OBJECTIVE:
Each line that includes the word "FFFFFF" counts once; give the total and nothing more.

SUPPLIED MATERIAL:
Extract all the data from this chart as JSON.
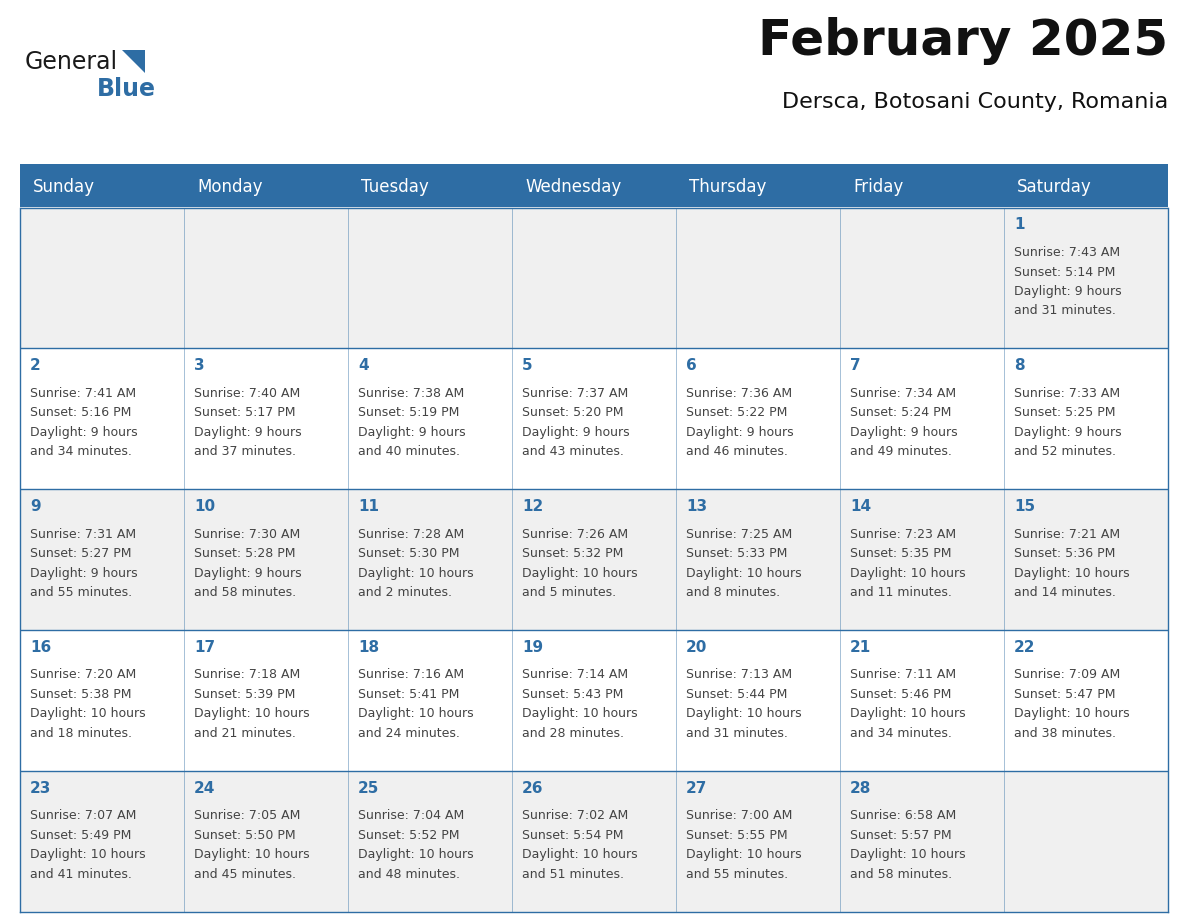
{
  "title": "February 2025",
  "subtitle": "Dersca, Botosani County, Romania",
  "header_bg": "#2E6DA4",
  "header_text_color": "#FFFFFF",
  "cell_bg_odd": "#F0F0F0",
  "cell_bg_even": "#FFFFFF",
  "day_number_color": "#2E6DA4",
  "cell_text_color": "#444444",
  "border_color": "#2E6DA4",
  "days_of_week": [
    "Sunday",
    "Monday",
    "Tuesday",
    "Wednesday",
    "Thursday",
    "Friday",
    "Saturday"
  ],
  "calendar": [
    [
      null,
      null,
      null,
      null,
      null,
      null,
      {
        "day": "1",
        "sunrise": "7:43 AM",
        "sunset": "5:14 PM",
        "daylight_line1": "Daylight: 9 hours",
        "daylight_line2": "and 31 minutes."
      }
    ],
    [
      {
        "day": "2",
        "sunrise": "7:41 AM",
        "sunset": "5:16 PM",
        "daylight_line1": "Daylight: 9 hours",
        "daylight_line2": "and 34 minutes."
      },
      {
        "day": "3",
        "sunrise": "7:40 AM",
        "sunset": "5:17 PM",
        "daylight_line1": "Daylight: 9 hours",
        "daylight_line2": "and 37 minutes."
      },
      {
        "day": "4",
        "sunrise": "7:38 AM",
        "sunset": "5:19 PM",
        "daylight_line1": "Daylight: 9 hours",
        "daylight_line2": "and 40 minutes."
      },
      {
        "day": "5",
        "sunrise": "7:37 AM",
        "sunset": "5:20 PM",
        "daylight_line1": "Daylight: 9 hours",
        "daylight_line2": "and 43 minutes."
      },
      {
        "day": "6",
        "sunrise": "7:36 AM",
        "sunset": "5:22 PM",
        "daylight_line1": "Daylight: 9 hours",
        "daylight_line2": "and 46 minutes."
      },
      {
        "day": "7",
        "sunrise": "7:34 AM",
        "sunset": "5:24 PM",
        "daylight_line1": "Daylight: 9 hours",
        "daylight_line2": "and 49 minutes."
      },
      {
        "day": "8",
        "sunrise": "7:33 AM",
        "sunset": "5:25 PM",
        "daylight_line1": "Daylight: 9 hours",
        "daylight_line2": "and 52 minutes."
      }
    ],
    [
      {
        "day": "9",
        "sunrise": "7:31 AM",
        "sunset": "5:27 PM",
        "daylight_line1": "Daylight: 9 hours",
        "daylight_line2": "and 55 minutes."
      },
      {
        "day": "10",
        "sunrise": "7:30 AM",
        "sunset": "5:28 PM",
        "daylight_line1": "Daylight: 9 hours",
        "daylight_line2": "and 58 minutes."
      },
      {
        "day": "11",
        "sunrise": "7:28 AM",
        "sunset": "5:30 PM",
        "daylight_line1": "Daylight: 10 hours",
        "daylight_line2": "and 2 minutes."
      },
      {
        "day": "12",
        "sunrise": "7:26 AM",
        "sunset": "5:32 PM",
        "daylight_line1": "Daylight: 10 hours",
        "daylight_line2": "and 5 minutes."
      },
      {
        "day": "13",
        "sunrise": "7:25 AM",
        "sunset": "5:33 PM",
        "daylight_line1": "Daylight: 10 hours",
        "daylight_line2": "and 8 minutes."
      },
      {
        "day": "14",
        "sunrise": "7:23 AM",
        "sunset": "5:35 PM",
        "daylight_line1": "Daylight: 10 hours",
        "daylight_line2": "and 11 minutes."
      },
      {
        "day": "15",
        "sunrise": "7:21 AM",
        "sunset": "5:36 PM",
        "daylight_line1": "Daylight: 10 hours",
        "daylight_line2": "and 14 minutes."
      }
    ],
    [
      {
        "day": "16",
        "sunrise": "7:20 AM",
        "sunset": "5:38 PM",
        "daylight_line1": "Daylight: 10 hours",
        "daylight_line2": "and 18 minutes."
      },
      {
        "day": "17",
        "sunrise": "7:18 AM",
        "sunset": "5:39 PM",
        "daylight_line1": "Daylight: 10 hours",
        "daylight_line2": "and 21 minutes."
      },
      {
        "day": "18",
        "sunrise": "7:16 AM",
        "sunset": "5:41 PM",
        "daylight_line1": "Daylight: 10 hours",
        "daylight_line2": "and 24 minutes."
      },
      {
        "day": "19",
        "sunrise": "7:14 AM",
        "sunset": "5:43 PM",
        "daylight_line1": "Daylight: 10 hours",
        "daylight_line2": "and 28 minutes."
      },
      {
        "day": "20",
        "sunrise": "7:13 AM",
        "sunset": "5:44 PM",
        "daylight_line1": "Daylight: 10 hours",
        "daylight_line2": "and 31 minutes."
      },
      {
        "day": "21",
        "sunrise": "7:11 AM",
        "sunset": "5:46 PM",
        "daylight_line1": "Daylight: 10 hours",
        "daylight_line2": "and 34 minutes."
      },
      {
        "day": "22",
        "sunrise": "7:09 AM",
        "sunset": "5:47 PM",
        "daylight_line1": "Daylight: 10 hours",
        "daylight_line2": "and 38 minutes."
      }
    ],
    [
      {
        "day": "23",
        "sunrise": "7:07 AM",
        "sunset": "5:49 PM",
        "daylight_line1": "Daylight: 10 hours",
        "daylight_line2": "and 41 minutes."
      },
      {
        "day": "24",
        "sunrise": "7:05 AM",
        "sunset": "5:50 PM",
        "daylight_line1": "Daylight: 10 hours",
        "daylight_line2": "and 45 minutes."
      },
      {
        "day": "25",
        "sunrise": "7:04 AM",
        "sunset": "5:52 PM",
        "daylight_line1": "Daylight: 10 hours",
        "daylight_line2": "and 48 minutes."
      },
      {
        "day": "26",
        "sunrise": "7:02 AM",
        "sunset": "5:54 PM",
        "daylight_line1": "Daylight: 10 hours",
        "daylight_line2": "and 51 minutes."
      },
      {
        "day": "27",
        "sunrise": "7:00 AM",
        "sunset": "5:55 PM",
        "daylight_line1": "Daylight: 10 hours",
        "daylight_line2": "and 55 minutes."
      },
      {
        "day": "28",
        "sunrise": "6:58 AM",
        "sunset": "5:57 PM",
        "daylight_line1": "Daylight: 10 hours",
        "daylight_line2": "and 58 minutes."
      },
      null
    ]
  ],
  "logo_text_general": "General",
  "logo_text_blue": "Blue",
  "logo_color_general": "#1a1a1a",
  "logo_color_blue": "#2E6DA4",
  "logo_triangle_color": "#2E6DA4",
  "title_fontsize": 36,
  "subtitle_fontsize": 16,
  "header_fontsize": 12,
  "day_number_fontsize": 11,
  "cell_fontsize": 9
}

==

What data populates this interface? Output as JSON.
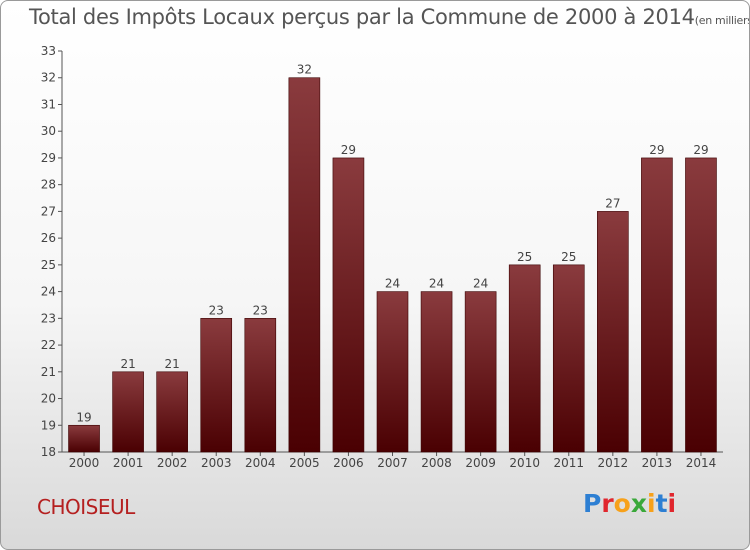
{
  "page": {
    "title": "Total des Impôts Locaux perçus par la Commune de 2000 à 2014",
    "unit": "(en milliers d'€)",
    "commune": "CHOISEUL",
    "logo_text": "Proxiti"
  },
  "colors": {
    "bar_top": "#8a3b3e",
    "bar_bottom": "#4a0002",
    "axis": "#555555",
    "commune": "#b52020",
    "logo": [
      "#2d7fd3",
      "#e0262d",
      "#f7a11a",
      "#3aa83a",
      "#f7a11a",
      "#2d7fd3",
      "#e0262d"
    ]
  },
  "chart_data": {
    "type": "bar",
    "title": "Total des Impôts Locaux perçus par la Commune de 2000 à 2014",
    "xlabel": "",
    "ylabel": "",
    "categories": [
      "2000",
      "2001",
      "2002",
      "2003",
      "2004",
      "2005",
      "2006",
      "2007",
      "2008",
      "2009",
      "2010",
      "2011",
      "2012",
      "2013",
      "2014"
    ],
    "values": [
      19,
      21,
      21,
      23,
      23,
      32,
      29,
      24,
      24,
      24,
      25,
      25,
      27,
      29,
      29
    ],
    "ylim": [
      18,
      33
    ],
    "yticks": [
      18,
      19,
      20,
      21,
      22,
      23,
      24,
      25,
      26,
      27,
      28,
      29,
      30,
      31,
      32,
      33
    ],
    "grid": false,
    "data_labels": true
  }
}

TASK ANSWER:
2